● Metin Parçası:

Asrımızda teknolojinin hızla gelişmesiyle birlikte, kitle iletişim araçlarının, ferdî ve sosyal hayatımızdaki yeri ve önemi artmıştır. Kitle iletişim araçlarının hızla gelişmesi sayesinde, her yerde ve herkes için hazır olan bu kültür, sınır tanımayan tahribata ve yozlaşmaya yol açmış, ne yazık ki bu günkü bozulmuş toplumu ortaya çıkarmıştır.
Yüzlerce kanalın yirmi dört saat yayın yapabildiği, her türlü bilgi ve yayının kaydedilerek internet ortamında bütün dünyaya ulaştırılabildiği iletişim ağı içerisinde, en önemli medyatik güç, kuşkusuz televizyondur. Bu bakımdan televizyon aracılığı ile yayılan kültür, insanlığın gruplaşması yada ayrışması, daha kötüsü yıllarca eğitim-öğretim yolu ile verilmeye çalışılanların bir seferde yok edilmesi televizyon yayınlarının saçtığı zehirle mümkün olmuştur. Televizyon sadece teknolojik bir araç değil, toplumu değiştirme sürecinde yaygın olarak kullanılması sebebiyle, diğer iletişim araçlarından daha tesirli bir vasıtadır. Televizyon, sosyal kimliğin şekillenmesinde önemli bir rol oynamaktadır. Bugün her yaştan insanın kültür alışverişinde en çok kullandığı araç olan televizyon, kültür sömürgecilerinin de vazgeçemedikleri bir vasıta haline gelmiştir. Televizyon aracılığı ile yayılan popüler kültür, diğer yandan dünyayı kültürsüzleştirme görevi yapıyor. Sanayileşmiş toplumların ürettiği kültürü, evrensellik adına güncelleştirerek, kültürel yapısı zayıf toplumların kültürü haline getiriyor. Oysa, "Kültür, bir toplumun din, dil, terbiye, örf-âdet ve sanat gibi değerlerinden doğmuş, sonra da işlene işlene o toplumun hayat tarzı haline gelmiş, hemen her parçası çok ehemmiyetli bir kısım esaslardır." Bu esasları görmezlikten gelmek körlük; toplumu onlardan uzaklaştırmaya kalkışmak ise, onu yolsuz, yöntemsiz hale getirerek, şaşkına çevirmek demektir.

● Seçilmiş Kayıtlar:
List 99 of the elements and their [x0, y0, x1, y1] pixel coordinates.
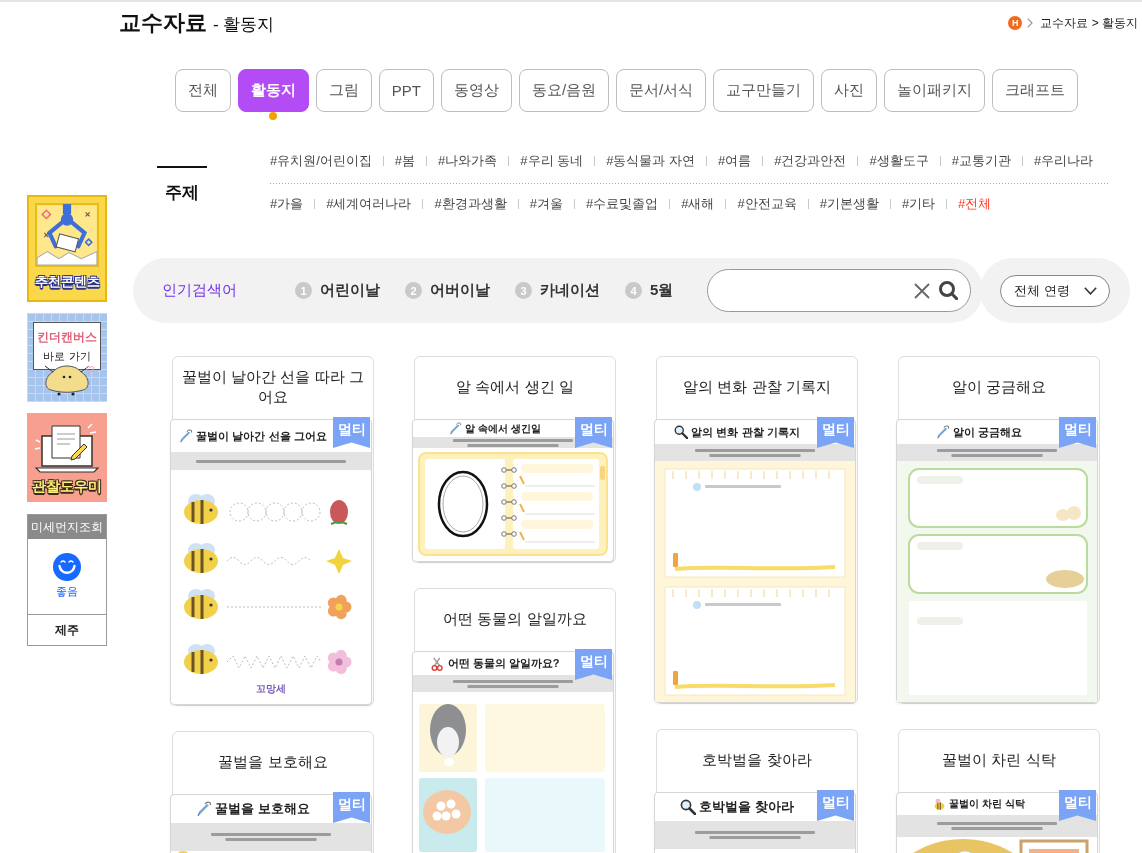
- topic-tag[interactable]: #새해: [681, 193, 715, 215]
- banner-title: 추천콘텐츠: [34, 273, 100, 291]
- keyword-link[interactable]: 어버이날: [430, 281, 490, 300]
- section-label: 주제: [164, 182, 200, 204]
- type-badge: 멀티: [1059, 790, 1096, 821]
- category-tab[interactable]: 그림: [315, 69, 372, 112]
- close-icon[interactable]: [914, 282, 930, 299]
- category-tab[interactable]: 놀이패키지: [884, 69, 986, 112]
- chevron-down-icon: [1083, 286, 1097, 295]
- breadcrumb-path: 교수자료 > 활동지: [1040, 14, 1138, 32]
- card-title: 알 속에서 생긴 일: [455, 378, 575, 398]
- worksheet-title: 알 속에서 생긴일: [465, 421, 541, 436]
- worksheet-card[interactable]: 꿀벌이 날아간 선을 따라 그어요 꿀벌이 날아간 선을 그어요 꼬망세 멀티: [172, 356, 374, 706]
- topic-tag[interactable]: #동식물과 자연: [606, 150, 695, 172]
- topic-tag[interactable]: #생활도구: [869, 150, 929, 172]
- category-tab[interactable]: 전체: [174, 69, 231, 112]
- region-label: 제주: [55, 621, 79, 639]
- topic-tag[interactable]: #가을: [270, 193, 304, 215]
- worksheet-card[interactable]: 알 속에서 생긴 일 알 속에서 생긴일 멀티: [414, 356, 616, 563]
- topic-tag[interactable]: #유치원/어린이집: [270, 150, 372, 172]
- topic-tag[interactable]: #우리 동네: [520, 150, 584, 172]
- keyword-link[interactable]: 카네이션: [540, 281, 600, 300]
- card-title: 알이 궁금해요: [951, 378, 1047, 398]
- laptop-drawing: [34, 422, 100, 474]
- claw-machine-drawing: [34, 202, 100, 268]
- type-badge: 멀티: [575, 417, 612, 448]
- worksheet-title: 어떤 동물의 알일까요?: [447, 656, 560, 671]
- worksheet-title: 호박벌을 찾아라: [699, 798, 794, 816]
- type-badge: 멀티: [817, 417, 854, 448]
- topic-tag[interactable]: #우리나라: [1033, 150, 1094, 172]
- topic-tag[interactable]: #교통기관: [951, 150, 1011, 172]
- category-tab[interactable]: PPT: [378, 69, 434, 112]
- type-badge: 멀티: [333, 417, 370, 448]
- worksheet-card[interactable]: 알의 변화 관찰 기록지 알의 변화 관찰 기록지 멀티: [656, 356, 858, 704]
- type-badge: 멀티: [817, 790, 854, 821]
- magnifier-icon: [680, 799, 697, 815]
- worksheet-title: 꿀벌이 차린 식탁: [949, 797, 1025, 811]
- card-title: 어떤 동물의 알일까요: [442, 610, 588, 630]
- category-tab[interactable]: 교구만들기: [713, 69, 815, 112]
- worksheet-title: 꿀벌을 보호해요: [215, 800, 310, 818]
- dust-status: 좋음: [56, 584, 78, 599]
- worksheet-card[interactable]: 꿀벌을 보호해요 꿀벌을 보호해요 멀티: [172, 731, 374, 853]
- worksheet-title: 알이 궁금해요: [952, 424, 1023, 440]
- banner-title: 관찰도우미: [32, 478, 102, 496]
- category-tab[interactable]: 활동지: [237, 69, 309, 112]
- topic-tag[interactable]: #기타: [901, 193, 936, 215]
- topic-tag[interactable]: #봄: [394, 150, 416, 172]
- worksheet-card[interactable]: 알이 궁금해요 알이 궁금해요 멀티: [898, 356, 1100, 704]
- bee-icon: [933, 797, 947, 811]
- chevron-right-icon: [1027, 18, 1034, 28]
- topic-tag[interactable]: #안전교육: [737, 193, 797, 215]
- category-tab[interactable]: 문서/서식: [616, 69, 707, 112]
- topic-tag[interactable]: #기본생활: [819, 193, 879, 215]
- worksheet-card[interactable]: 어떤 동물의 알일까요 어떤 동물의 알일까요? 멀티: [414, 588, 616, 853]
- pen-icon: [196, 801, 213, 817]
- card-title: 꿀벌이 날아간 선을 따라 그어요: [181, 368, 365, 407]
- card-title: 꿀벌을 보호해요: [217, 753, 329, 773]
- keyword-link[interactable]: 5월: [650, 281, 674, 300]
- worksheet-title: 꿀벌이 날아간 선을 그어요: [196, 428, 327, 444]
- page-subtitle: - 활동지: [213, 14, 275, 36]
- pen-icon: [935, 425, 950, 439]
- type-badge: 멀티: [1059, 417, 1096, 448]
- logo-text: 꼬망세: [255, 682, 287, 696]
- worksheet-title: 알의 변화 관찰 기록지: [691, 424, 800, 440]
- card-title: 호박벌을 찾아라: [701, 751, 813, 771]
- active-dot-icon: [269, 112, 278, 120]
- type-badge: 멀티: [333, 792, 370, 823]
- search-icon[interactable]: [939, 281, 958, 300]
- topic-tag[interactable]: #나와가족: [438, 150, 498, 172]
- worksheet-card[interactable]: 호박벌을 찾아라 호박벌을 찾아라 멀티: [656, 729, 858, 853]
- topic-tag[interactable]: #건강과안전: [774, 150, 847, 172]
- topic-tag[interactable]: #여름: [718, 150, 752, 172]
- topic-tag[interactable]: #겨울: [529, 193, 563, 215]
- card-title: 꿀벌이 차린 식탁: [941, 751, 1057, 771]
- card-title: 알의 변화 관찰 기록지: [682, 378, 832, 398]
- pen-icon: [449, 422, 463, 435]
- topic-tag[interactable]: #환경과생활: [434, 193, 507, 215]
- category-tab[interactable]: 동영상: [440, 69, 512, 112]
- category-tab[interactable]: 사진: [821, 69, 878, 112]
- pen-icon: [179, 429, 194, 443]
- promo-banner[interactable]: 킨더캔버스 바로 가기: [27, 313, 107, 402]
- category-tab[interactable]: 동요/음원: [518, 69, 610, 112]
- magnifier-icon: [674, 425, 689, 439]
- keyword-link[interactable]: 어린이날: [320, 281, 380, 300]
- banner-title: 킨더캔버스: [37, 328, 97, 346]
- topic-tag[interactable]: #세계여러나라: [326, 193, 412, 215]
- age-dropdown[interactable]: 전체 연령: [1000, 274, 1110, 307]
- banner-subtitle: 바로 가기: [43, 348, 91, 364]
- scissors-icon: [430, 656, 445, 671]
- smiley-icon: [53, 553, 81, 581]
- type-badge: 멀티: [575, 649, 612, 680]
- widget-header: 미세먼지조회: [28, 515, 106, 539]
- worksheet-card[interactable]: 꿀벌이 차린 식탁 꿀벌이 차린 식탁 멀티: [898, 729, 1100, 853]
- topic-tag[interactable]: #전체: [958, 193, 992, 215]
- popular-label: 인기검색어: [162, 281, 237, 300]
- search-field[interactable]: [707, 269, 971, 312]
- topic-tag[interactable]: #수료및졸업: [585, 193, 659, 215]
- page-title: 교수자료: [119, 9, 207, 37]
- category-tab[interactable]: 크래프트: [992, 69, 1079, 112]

--

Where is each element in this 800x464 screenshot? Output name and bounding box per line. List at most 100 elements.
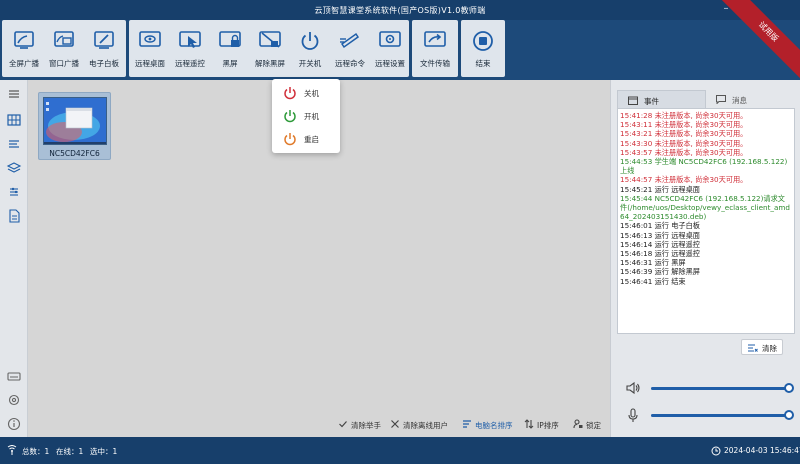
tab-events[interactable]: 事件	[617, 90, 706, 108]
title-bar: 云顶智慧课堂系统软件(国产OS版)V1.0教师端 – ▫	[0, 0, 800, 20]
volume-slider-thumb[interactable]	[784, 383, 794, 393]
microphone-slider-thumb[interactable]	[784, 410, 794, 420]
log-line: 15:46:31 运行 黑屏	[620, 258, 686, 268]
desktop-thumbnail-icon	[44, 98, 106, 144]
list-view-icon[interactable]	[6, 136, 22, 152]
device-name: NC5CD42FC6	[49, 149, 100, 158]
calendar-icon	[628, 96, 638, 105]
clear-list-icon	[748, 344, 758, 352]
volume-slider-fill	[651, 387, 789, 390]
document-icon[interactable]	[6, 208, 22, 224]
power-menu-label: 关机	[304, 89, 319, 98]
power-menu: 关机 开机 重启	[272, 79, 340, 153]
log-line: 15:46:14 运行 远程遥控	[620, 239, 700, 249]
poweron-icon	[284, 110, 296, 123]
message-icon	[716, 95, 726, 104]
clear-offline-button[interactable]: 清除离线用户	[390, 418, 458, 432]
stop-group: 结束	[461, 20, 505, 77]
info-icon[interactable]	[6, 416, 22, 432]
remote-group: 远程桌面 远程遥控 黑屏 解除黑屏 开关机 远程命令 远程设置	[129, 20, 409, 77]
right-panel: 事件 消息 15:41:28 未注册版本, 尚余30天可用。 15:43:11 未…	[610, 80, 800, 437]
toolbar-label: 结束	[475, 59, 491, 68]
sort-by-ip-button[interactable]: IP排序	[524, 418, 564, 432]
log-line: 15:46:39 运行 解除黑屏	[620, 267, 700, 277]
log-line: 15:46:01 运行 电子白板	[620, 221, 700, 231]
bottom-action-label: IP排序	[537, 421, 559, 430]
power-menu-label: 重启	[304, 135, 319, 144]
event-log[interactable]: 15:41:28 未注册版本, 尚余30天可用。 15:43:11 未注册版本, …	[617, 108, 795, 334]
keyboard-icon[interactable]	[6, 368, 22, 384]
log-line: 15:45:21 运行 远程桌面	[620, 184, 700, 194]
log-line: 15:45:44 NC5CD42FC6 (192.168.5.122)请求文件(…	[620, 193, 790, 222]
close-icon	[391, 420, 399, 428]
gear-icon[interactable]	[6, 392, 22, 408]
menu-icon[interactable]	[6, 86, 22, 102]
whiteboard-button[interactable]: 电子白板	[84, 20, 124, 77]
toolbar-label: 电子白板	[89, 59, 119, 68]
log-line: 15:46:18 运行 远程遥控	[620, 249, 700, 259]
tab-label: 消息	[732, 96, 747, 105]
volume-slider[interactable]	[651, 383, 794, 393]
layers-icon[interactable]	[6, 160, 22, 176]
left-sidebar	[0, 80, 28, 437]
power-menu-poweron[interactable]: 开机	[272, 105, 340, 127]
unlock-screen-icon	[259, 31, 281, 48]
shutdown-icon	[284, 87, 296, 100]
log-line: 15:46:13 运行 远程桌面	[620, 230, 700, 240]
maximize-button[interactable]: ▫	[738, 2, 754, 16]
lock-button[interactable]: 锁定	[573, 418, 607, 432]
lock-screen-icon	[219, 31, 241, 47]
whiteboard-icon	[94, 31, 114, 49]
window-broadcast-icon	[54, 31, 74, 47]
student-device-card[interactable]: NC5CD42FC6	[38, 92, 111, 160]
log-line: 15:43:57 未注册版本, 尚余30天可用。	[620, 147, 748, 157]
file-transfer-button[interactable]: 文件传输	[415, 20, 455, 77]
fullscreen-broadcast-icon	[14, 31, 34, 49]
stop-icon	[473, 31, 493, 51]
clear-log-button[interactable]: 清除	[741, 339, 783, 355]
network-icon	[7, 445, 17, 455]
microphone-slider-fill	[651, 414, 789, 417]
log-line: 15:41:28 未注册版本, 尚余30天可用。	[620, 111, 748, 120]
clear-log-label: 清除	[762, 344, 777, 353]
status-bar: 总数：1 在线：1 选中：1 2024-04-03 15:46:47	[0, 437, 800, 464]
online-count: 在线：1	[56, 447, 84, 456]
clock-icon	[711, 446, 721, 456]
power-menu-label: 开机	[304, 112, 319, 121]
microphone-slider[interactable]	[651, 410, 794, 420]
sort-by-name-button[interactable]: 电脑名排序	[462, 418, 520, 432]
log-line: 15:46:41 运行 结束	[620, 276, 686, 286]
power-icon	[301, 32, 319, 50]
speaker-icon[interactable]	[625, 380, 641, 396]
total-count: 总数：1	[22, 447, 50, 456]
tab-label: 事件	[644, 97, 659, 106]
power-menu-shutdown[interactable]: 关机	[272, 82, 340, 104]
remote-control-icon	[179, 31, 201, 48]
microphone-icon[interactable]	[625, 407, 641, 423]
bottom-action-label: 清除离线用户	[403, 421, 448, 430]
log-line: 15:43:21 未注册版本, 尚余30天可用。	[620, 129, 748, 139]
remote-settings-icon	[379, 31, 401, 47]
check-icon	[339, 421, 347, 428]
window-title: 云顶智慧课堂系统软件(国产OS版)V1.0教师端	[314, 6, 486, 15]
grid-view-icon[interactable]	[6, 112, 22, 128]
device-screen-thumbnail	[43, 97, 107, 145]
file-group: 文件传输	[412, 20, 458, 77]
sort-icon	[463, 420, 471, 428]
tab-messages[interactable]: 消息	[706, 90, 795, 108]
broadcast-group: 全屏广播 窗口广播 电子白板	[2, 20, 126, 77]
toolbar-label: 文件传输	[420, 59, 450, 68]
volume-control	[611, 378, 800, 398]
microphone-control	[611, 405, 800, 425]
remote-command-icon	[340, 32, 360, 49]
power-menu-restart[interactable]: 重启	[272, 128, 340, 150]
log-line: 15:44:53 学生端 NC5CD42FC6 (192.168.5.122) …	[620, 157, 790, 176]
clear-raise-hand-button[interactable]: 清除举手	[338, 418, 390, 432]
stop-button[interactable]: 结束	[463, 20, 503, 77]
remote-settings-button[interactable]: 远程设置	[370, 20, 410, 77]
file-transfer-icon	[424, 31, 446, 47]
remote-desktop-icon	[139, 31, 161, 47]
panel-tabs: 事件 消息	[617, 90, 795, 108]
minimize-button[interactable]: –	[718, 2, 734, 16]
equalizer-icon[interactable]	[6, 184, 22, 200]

● Alıştırma Seti:
a) Televizyon ve kültür metnine göre televizyon neden diğer iletişim araçlarından daha tesirli bir vasıtadır? Bir ila üç cümleyle açıklayın.
b) Televizyon ve kültür metninde "Asrımızda teknolojinin hızla" ifadesinden "toplumu ortaya çıkarmıştır." ifadesine kadar uzanan bölümü olduğu gibi kopyalayın.
c) Televizyon ve kültür metnine göre iletişim ağı içerisindeki en önemli medyatik güç nedir?
Bu kayıtlara çözüm için ihtiyaç yoktur.

● Soruların Cevapları:
a) Televizyon sadece teknolojik bir araç değildir. Toplumu değiştirme sürecinde yaygın olarak kullanıldığı için diğer iletişim araçlarından daha tesirlidir.

b)
Asrımızda teknolojinin hızla gelişmesiyle birlikte, kitle iletişim araçlarının, ferdî ve sosyal hayatımızdaki yeri ve önemi artmıştır. Kitle iletişim araçlarının hızla gelişmesi sayesinde, her yerde ve herkes için hazır olan bu kültür, sınır tanımayan tahribata ve yozlaşmaya yol açmış, ne yazık ki bu günkü bozulmuş toplumu ortaya çıkarmıştır.

c) Televizyon.